### Direction
Extract the lines that hold the string "about".
####
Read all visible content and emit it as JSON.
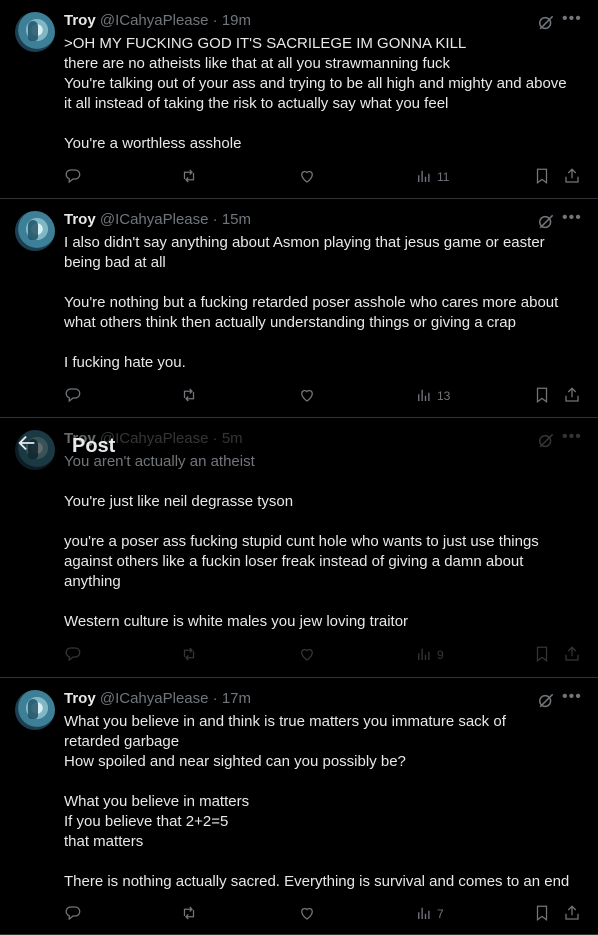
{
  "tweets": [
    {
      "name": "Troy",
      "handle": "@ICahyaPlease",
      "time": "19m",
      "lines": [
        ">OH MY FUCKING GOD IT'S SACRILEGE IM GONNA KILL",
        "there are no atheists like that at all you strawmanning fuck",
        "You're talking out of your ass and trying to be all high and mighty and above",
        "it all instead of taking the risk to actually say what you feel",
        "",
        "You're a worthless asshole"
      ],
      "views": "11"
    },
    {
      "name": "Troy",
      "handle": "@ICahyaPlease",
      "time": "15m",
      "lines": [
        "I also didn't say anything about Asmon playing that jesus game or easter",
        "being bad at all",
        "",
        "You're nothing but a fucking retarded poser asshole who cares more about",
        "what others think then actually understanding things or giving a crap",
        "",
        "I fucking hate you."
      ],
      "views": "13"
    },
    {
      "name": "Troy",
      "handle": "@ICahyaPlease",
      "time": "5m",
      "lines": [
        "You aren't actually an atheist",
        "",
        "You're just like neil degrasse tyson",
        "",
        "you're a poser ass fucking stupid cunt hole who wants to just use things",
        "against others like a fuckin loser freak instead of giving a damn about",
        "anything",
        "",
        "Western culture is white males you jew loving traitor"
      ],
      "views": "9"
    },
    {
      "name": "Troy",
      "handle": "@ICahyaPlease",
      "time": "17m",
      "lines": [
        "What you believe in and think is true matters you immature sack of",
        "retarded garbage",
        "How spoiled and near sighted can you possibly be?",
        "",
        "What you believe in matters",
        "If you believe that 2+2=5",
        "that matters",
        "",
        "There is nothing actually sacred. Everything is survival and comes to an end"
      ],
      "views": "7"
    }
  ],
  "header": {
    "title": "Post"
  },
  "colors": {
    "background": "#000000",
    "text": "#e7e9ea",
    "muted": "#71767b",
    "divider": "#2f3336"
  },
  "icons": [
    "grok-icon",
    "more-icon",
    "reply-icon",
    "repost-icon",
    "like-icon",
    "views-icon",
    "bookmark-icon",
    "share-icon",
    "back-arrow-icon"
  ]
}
####
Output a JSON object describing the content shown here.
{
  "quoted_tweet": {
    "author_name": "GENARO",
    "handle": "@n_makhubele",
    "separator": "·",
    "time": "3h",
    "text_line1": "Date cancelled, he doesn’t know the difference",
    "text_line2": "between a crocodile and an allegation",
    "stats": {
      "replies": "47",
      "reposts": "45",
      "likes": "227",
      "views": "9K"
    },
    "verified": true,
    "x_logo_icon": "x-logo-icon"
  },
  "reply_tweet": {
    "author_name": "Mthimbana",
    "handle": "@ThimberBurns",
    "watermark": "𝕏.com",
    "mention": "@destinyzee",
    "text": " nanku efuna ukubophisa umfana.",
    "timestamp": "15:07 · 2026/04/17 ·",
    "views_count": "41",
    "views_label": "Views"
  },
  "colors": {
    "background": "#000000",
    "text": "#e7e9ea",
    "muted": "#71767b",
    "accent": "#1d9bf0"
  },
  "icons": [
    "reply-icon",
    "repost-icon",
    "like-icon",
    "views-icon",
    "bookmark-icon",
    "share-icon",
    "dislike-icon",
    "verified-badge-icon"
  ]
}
####
### Answer to this exercise
        "I also didn't say anything about Asmon playing that jesus game or easter",
        "You're nothing but a fucking retarded poser asshole who cares more about",
        "against others like a fuckin loser freak instead of giving a damn about",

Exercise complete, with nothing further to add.